» **Goal**: All of the lines below are to be printed again exactly; images are excluded from the output.

» **Supplied information**:

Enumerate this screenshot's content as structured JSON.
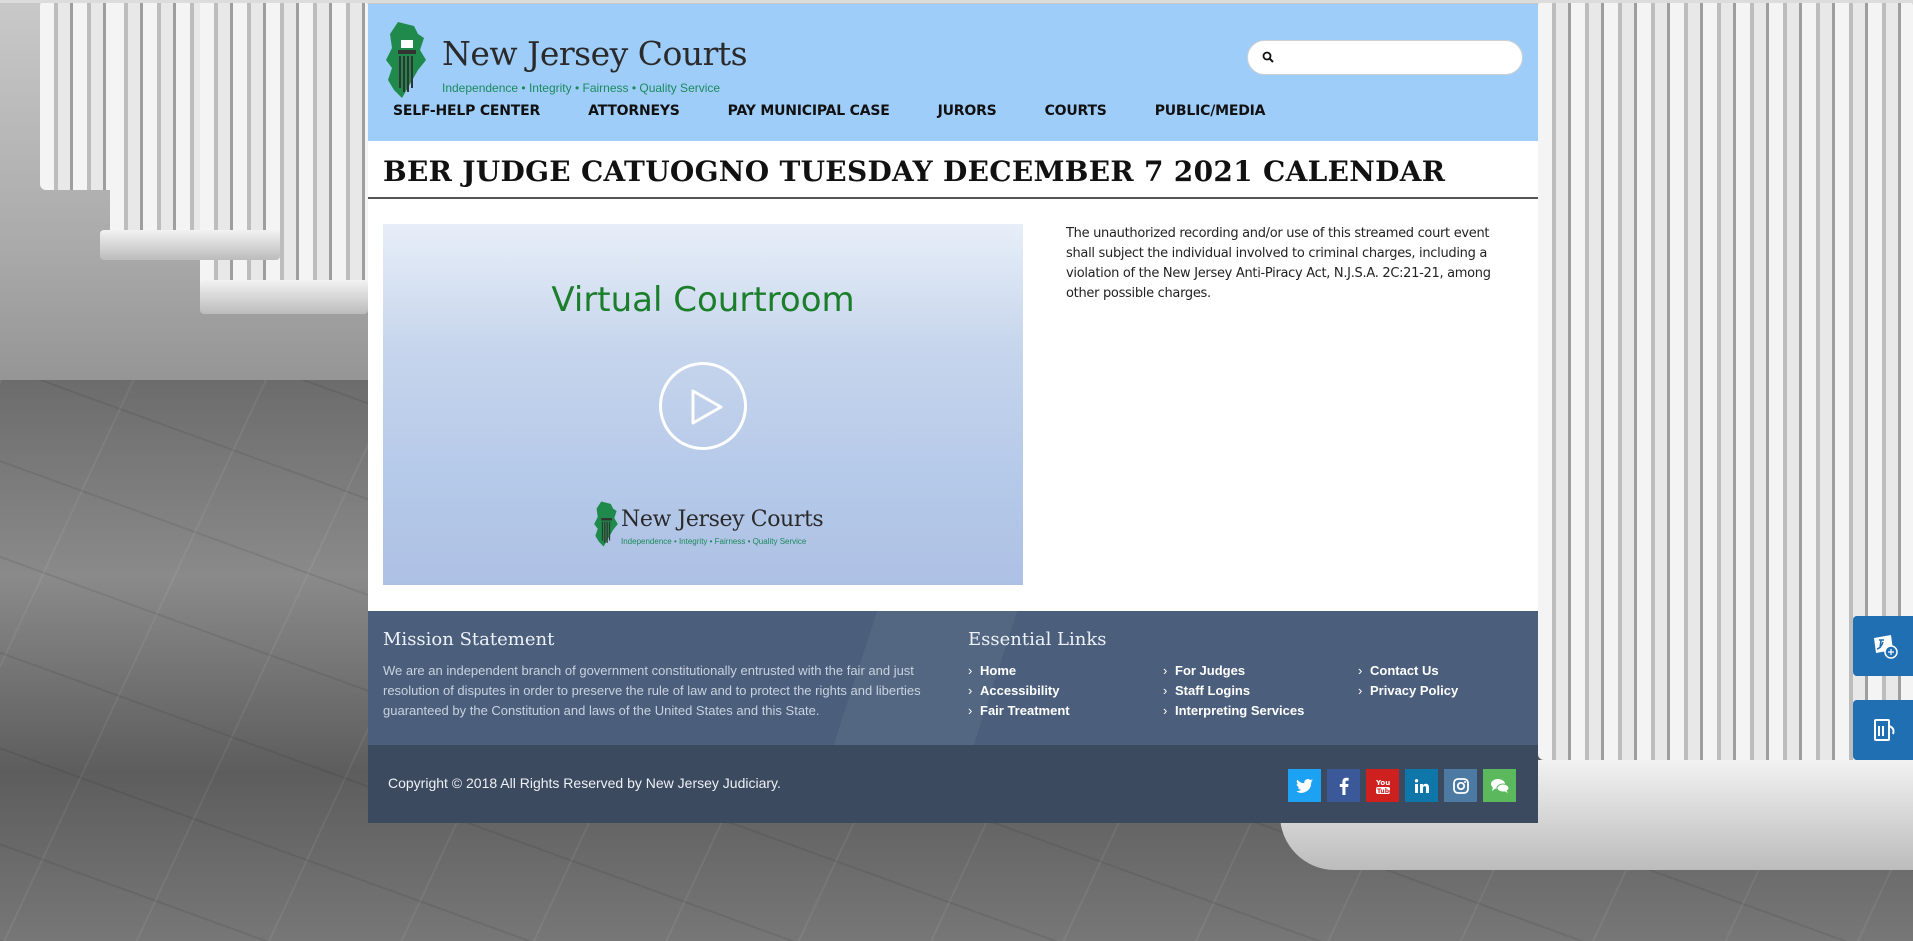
{
  "header": {
    "logo_title": "New Jersey Courts",
    "logo_tagline": "Independence • Integrity • Fairness • Quality Service",
    "search": {
      "placeholder": "",
      "icon": "search-icon"
    },
    "nav": [
      "SELF-HELP CENTER",
      "ATTORNEYS",
      "PAY MUNICIPAL CASE",
      "JURORS",
      "COURTS",
      "PUBLIC/MEDIA"
    ]
  },
  "page": {
    "title": "BER JUDGE CATUOGNO TUESDAY DECEMBER 7 2021 CALENDAR"
  },
  "video": {
    "heading": "Virtual Courtroom",
    "logo_title": "New Jersey Courts",
    "logo_tagline": "Independence • Integrity • Fairness • Quality Service",
    "play_icon": "play-icon"
  },
  "notice": "The unauthorized recording and/or use of this streamed court event shall subject the individual involved to criminal charges, including a violation of the New Jersey Anti-Piracy Act, N.J.S.A. 2C:21-21, among other possible charges.",
  "footer": {
    "mission_heading": "Mission Statement",
    "mission_text": "We are an independent branch of government constitutionally entrusted with the fair and just resolution of disputes in order to preserve the rule of law and to protect the rights and liberties guaranteed by the Constitution and laws of the United States and this State.",
    "links_heading": "Essential Links",
    "links": [
      "Home",
      "For Judges",
      "Contact Us",
      "Accessibility",
      "Staff Logins",
      "Privacy Policy",
      "Fair Treatment",
      "Interpreting Services"
    ],
    "copyright": "Copyright © 2018 All Rights Reserved by New Jersey Judiciary.",
    "social": [
      {
        "name": "twitter",
        "glyph": "t",
        "color": "#1da1f2"
      },
      {
        "name": "facebook",
        "glyph": "f",
        "color": "#3b5998"
      },
      {
        "name": "youtube",
        "glyph": "You",
        "color": "#cd201f"
      },
      {
        "name": "linkedin",
        "glyph": "in",
        "color": "#0e76a8"
      },
      {
        "name": "instagram",
        "glyph": "◎",
        "color": "#4c7aa3"
      },
      {
        "name": "chat",
        "glyph": "💬",
        "color": "#5cb85c"
      }
    ]
  },
  "side_tabs": [
    {
      "name": "language-icon"
    },
    {
      "name": "document-icon"
    }
  ],
  "colors": {
    "header_bg": "#9fcdfa",
    "footer_bg": "#4b5f7c",
    "copybar_bg": "#3c4a5f",
    "video_title": "#1b7e2a",
    "side_tab": "#1f6fb2"
  }
}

» **The result**:
Enumerate this screenshot's content as structured JSON.
{
  "header": {
    "logo_title": "New Jersey Courts",
    "logo_tagline": "Independence • Integrity • Fairness • Quality Service",
    "search": {
      "placeholder": "",
      "icon": "search-icon"
    },
    "nav": [
      "SELF-HELP CENTER",
      "ATTORNEYS",
      "PAY MUNICIPAL CASE",
      "JURORS",
      "COURTS",
      "PUBLIC/MEDIA"
    ]
  },
  "page": {
    "title": "BER JUDGE CATUOGNO TUESDAY DECEMBER 7 2021 CALENDAR"
  },
  "video": {
    "heading": "Virtual Courtroom",
    "logo_title": "New Jersey Courts",
    "logo_tagline": "Independence • Integrity • Fairness • Quality Service",
    "play_icon": "play-icon"
  },
  "notice": "The unauthorized recording and/or use of this streamed court event shall subject the individual involved to criminal charges, including a violation of the New Jersey Anti-Piracy Act, N.J.S.A. 2C:21-21, among other possible charges.",
  "footer": {
    "mission_heading": "Mission Statement",
    "mission_text": "We are an independent branch of government constitutionally entrusted with the fair and just resolution of disputes in order to preserve the rule of law and to protect the rights and liberties guaranteed by the Constitution and laws of the United States and this State.",
    "links_heading": "Essential Links",
    "links": [
      "Home",
      "For Judges",
      "Contact Us",
      "Accessibility",
      "Staff Logins",
      "Privacy Policy",
      "Fair Treatment",
      "Interpreting Services"
    ],
    "copyright": "Copyright © 2018 All Rights Reserved by New Jersey Judiciary.",
    "social": [
      {
        "name": "twitter",
        "glyph": "t",
        "color": "#1da1f2"
      },
      {
        "name": "facebook",
        "glyph": "f",
        "color": "#3b5998"
      },
      {
        "name": "youtube",
        "glyph": "You",
        "color": "#cd201f"
      },
      {
        "name": "linkedin",
        "glyph": "in",
        "color": "#0e76a8"
      },
      {
        "name": "instagram",
        "glyph": "◎",
        "color": "#4c7aa3"
      },
      {
        "name": "chat",
        "glyph": "💬",
        "color": "#5cb85c"
      }
    ]
  },
  "side_tabs": [
    {
      "name": "language-icon"
    },
    {
      "name": "document-icon"
    }
  ],
  "colors": {
    "header_bg": "#9fcdfa",
    "footer_bg": "#4b5f7c",
    "copybar_bg": "#3c4a5f",
    "video_title": "#1b7e2a",
    "side_tab": "#1f6fb2"
  }
}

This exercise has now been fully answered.